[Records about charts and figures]
_____
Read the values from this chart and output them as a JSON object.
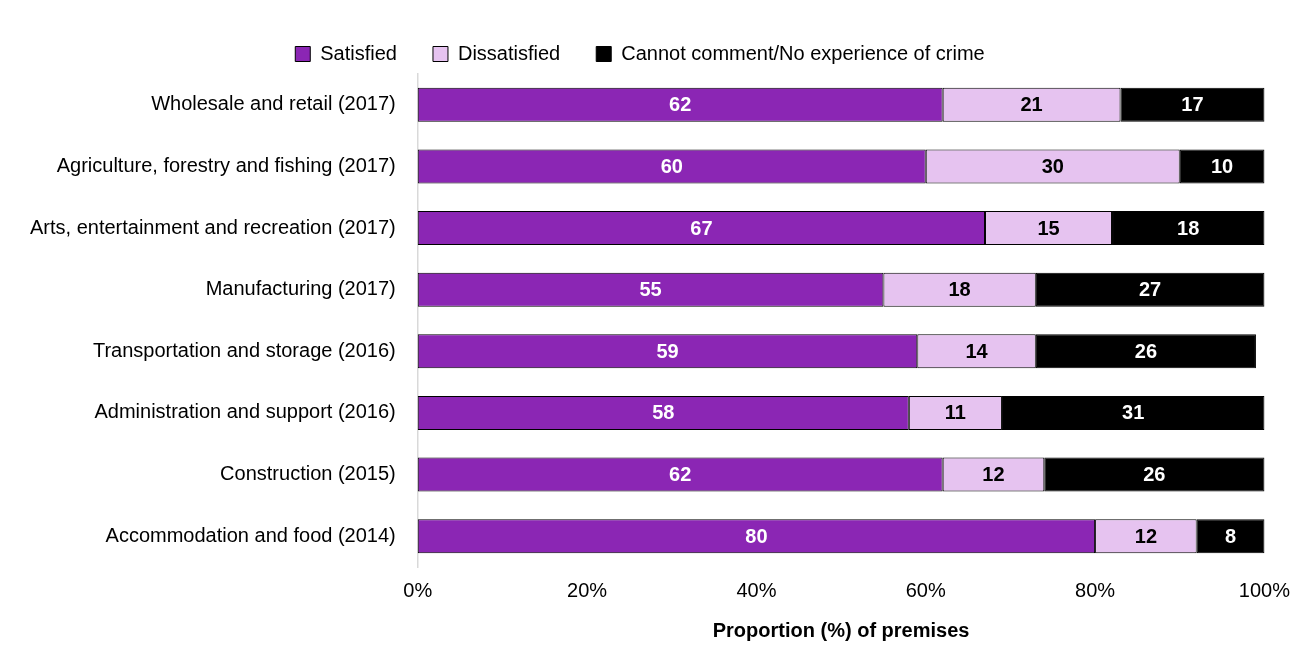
{
  "chart_data": {
    "type": "bar",
    "orientation": "horizontal",
    "stacked": true,
    "xlabel": "Proportion (%) of premises",
    "categories": [
      "Wholesale and retail (2017)",
      "Agriculture, forestry and fishing (2017)",
      "Arts, entertainment and recreation (2017)",
      "Manufacturing (2017)",
      "Transportation and storage (2016)",
      "Administration and support (2016)",
      "Construction (2015)",
      "Accommodation and food (2014)"
    ],
    "series": [
      {
        "name": "Satisfied",
        "color": "#8b26b4",
        "values": [
          62,
          60,
          67,
          55,
          59,
          58,
          62,
          80
        ]
      },
      {
        "name": "Dissatisfied",
        "color": "#e6c3f0",
        "values": [
          21,
          30,
          15,
          18,
          14,
          11,
          12,
          12
        ]
      },
      {
        "name": "Cannot comment/No experience of crime",
        "color": "#000000",
        "values": [
          17,
          10,
          18,
          27,
          26,
          31,
          26,
          8
        ]
      }
    ],
    "xlim": [
      0,
      100
    ],
    "xticks": [
      {
        "value": 0,
        "label": "0%"
      },
      {
        "value": 20,
        "label": "20%"
      },
      {
        "value": 40,
        "label": "40%"
      },
      {
        "value": 60,
        "label": "60%"
      },
      {
        "value": 80,
        "label": "80%"
      },
      {
        "value": 100,
        "label": "100%"
      }
    ],
    "data_labels": true,
    "legend": "top",
    "grid": false
  }
}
_____
YOUR TASK:
Where a line contains "color", copy that line.

EXERCISE RESULT:
        "color": "#8b26b4",
        "color": "#e6c3f0",
        "color": "#000000",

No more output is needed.